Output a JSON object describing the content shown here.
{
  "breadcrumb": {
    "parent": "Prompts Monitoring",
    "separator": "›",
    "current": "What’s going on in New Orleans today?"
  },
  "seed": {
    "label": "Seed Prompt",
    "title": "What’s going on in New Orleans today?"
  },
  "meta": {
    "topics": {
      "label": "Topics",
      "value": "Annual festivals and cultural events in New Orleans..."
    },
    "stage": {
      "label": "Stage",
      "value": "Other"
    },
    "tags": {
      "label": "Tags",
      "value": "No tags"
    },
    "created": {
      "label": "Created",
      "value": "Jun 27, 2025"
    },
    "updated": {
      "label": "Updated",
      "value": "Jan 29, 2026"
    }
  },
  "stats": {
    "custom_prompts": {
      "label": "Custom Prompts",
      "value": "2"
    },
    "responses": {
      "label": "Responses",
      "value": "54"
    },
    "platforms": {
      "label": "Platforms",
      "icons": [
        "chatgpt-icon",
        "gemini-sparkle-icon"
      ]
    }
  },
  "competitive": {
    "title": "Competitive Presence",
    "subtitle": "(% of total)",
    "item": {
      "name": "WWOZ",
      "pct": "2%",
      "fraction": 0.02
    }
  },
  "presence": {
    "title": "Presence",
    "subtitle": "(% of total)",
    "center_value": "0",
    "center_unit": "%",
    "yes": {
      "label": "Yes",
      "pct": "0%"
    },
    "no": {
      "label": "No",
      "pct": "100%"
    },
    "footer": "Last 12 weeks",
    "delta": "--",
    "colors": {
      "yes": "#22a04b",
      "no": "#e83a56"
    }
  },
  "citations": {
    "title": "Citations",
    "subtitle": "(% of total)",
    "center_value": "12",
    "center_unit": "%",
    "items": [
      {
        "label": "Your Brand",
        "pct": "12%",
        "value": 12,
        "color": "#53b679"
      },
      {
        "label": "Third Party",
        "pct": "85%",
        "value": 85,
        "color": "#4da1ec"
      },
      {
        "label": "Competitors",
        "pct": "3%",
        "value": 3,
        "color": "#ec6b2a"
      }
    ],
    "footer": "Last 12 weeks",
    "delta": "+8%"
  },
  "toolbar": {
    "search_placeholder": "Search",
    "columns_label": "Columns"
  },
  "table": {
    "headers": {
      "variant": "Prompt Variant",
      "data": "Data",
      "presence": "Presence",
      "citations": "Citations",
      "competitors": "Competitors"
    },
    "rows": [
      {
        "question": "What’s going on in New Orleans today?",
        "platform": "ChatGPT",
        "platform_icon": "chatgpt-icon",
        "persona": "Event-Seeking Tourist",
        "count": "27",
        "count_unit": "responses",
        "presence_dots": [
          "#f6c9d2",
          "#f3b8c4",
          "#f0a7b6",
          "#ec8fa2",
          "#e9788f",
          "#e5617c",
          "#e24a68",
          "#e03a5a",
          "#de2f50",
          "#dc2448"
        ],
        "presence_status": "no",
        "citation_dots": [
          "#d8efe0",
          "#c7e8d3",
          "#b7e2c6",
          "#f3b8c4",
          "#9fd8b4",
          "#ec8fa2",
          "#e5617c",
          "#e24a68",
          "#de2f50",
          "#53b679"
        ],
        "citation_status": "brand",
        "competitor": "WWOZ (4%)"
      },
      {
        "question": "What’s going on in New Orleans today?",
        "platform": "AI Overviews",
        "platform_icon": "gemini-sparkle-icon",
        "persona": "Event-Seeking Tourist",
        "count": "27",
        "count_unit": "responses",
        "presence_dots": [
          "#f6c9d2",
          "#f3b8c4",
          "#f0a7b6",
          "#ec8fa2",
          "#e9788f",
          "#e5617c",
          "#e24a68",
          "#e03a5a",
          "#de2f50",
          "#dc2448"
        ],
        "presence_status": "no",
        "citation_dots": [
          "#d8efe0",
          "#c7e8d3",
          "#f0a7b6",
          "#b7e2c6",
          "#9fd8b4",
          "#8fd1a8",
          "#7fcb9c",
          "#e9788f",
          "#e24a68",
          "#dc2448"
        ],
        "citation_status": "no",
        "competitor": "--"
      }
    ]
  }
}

=====

Aim
Write out the records shown above, exactly as they appear.

Worked answer
Output a JSON object describing the content shown here.
{
  "breadcrumb": {
    "parent": "Prompts Monitoring",
    "separator": "›",
    "current": "What’s going on in New Orleans today?"
  },
  "seed": {
    "label": "Seed Prompt",
    "title": "What’s going on in New Orleans today?"
  },
  "meta": {
    "topics": {
      "label": "Topics",
      "value": "Annual festivals and cultural events in New Orleans..."
    },
    "stage": {
      "label": "Stage",
      "value": "Other"
    },
    "tags": {
      "label": "Tags",
      "value": "No tags"
    },
    "created": {
      "label": "Created",
      "value": "Jun 27, 2025"
    },
    "updated": {
      "label": "Updated",
      "value": "Jan 29, 2026"
    }
  },
  "stats": {
    "custom_prompts": {
      "label": "Custom Prompts",
      "value": "2"
    },
    "responses": {
      "label": "Responses",
      "value": "54"
    },
    "platforms": {
      "label": "Platforms",
      "icons": [
        "chatgpt-icon",
        "gemini-sparkle-icon"
      ]
    }
  },
  "competitive": {
    "title": "Competitive Presence",
    "subtitle": "(% of total)",
    "item": {
      "name": "WWOZ",
      "pct": "2%",
      "fraction": 0.02
    }
  },
  "presence": {
    "title": "Presence",
    "subtitle": "(% of total)",
    "center_value": "0",
    "center_unit": "%",
    "yes": {
      "label": "Yes",
      "pct": "0%"
    },
    "no": {
      "label": "No",
      "pct": "100%"
    },
    "footer": "Last 12 weeks",
    "delta": "--",
    "colors": {
      "yes": "#22a04b",
      "no": "#e83a56"
    }
  },
  "citations": {
    "title": "Citations",
    "subtitle": "(% of total)",
    "center_value": "12",
    "center_unit": "%",
    "items": [
      {
        "label": "Your Brand",
        "pct": "12%",
        "value": 12,
        "color": "#53b679"
      },
      {
        "label": "Third Party",
        "pct": "85%",
        "value": 85,
        "color": "#4da1ec"
      },
      {
        "label": "Competitors",
        "pct": "3%",
        "value": 3,
        "color": "#ec6b2a"
      }
    ],
    "footer": "Last 12 weeks",
    "delta": "+8%"
  },
  "toolbar": {
    "search_placeholder": "Search",
    "columns_label": "Columns"
  },
  "table": {
    "headers": {
      "variant": "Prompt Variant",
      "data": "Data",
      "presence": "Presence",
      "citations": "Citations",
      "competitors": "Competitors"
    },
    "rows": [
      {
        "question": "What’s going on in New Orleans today?",
        "platform": "ChatGPT",
        "platform_icon": "chatgpt-icon",
        "persona": "Event-Seeking Tourist",
        "count": "27",
        "count_unit": "responses",
        "presence_dots": [
          "#f6c9d2",
          "#f3b8c4",
          "#f0a7b6",
          "#ec8fa2",
          "#e9788f",
          "#e5617c",
          "#e24a68",
          "#e03a5a",
          "#de2f50",
          "#dc2448"
        ],
        "presence_status": "no",
        "citation_dots": [
          "#d8efe0",
          "#c7e8d3",
          "#b7e2c6",
          "#f3b8c4",
          "#9fd8b4",
          "#ec8fa2",
          "#e5617c",
          "#e24a68",
          "#de2f50",
          "#53b679"
        ],
        "citation_status": "brand",
        "competitor": "WWOZ (4%)"
      },
      {
        "question": "What’s going on in New Orleans today?",
        "platform": "AI Overviews",
        "platform_icon": "gemini-sparkle-icon",
        "persona": "Event-Seeking Tourist",
        "count": "27",
        "count_unit": "responses",
        "presence_dots": [
          "#f6c9d2",
          "#f3b8c4",
          "#f0a7b6",
          "#ec8fa2",
          "#e9788f",
          "#e5617c",
          "#e24a68",
          "#e03a5a",
          "#de2f50",
          "#dc2448"
        ],
        "presence_status": "no",
        "citation_dots": [
          "#d8efe0",
          "#c7e8d3",
          "#f0a7b6",
          "#b7e2c6",
          "#9fd8b4",
          "#8fd1a8",
          "#7fcb9c",
          "#e9788f",
          "#e24a68",
          "#dc2448"
        ],
        "citation_status": "no",
        "competitor": "--"
      }
    ]
  }
}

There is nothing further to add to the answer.